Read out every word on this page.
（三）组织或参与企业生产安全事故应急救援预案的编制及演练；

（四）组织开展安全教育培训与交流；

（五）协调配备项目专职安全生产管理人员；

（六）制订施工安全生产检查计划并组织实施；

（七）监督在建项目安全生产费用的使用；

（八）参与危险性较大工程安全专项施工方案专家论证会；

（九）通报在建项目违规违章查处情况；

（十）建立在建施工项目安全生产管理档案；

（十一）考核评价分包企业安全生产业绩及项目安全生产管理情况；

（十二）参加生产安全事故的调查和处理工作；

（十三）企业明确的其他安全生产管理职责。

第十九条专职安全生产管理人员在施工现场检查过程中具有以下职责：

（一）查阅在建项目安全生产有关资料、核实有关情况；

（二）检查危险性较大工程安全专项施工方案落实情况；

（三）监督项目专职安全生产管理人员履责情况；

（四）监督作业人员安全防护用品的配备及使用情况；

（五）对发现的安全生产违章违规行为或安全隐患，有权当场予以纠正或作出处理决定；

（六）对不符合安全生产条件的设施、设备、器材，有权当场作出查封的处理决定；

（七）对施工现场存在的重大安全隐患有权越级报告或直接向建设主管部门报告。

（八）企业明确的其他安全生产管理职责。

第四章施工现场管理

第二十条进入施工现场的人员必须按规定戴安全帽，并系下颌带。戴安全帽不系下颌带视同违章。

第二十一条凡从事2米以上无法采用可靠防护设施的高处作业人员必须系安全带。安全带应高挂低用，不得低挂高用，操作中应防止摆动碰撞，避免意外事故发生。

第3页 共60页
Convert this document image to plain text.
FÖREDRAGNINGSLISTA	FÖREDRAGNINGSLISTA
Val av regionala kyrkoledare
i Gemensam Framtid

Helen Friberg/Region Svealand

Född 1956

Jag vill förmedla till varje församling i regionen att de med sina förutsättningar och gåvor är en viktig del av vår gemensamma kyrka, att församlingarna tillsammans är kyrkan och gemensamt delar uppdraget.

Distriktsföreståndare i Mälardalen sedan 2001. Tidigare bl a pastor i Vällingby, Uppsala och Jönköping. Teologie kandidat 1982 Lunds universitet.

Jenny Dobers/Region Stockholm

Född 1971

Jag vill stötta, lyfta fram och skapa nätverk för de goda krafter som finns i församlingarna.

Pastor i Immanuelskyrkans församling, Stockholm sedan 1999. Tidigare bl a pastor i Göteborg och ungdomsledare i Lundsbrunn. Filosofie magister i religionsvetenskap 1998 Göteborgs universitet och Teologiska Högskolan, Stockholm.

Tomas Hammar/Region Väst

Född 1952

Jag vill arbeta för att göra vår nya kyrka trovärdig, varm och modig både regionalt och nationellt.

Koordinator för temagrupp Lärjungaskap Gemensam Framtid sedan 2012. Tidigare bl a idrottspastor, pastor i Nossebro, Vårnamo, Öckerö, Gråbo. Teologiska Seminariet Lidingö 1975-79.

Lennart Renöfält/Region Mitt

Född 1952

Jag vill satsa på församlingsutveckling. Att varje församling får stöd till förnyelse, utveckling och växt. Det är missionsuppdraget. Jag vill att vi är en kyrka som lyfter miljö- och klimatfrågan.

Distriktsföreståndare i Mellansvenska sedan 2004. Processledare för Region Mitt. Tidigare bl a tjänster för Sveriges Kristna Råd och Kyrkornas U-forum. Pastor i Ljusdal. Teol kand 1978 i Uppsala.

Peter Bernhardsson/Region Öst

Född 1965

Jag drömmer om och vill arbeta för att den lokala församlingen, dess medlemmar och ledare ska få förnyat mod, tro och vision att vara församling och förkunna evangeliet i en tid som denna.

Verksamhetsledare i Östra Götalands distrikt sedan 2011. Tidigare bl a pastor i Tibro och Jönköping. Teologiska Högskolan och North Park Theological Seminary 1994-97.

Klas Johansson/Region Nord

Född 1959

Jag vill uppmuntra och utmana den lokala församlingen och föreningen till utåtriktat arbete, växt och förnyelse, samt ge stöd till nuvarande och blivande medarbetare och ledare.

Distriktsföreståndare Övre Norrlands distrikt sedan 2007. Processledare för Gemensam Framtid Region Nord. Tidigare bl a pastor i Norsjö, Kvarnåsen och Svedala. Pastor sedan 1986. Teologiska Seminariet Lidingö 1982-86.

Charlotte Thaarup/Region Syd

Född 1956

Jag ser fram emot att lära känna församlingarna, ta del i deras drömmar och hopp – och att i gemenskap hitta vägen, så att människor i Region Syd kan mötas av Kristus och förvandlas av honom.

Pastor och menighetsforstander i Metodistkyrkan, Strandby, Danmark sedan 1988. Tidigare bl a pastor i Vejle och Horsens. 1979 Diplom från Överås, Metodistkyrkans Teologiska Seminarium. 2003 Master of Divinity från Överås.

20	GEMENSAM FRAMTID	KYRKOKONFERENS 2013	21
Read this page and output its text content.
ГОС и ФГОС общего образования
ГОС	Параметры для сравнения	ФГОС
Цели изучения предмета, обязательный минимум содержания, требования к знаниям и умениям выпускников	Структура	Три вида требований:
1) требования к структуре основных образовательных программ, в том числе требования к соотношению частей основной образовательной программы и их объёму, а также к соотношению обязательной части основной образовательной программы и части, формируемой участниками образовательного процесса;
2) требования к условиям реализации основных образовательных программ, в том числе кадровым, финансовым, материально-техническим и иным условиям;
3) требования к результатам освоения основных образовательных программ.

******

### AIM OF THE EXERCISE
Copy and report every line where the word "this" is present.

### FINISHED TASK
Read out every word on this page.
Convert this document image to plain text.
Read this page and output its text content.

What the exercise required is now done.